▶ **Given exercise**
Search the data for the string "style" and extract every line where it appears.

___ Raw data ___

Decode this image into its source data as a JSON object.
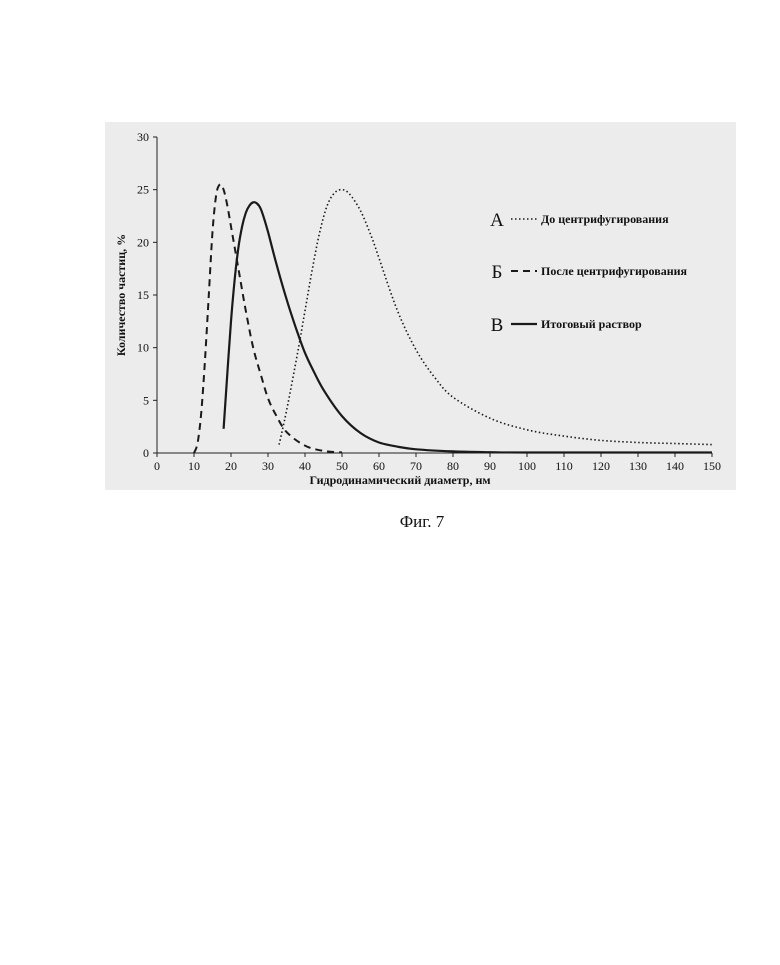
{
  "chart_data": {
    "type": "line",
    "xlabel": "Гидродинамический диаметр, нм",
    "ylabel": "Количество частиц, %",
    "xlim": [
      0,
      150
    ],
    "ylim": [
      0,
      30
    ],
    "x_ticks": [
      "0",
      "10",
      "20",
      "30",
      "40",
      "50",
      "60",
      "70",
      "80",
      "90",
      "100",
      "110",
      "120",
      "130",
      "140",
      "150"
    ],
    "y_ticks": [
      "0",
      "5",
      "10",
      "15",
      "20",
      "25",
      "30"
    ],
    "grid": false,
    "legend_position": "right",
    "series": [
      {
        "letter": "А",
        "name": "До центрифугирования",
        "style": "dotted",
        "x": [
          33,
          35,
          38,
          40,
          42,
          44,
          46,
          48,
          50,
          52,
          55,
          58,
          60,
          65,
          70,
          75,
          80,
          90,
          100,
          110,
          120,
          130,
          140,
          150
        ],
        "values": [
          0.8,
          4,
          9.5,
          13.5,
          17.5,
          21,
          23.5,
          24.7,
          25,
          24.6,
          23,
          20.5,
          18.5,
          13.5,
          9.8,
          7.2,
          5.3,
          3.3,
          2.2,
          1.6,
          1.2,
          1.0,
          0.9,
          0.8
        ]
      },
      {
        "letter": "Б",
        "name": "После центрифугирования",
        "style": "dashed",
        "x": [
          10,
          11,
          12,
          13,
          14,
          15,
          16,
          17,
          18,
          19,
          20,
          21,
          22,
          24,
          26,
          28,
          30,
          32,
          35,
          40,
          45,
          50
        ],
        "values": [
          0,
          1,
          4,
          9,
          15,
          21,
          24.5,
          25.5,
          25,
          23.5,
          21.5,
          19.5,
          17.5,
          13.5,
          10,
          7.5,
          5.2,
          3.7,
          2,
          0.7,
          0.2,
          0.05
        ]
      },
      {
        "letter": "В",
        "name": "Итоговый раствор",
        "style": "solid",
        "x": [
          18,
          19,
          20,
          21,
          22,
          23,
          24,
          25,
          26,
          27,
          28,
          29,
          30,
          32,
          34,
          36,
          38,
          40,
          42,
          45,
          50,
          55,
          60,
          65,
          70,
          80,
          90,
          100,
          150
        ],
        "values": [
          2.3,
          7.5,
          12.5,
          16.5,
          19.5,
          21.5,
          22.8,
          23.5,
          23.8,
          23.7,
          23.2,
          22.2,
          21,
          18.3,
          15.8,
          13.5,
          11.4,
          9.5,
          8,
          6,
          3.5,
          1.9,
          1,
          0.6,
          0.35,
          0.15,
          0.08,
          0.05,
          0.05
        ]
      }
    ]
  },
  "caption": "Фиг. 7"
}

___

▶ **Finished answer**
        "style": "dotted",
        "style": "dashed",
        "style": "solid",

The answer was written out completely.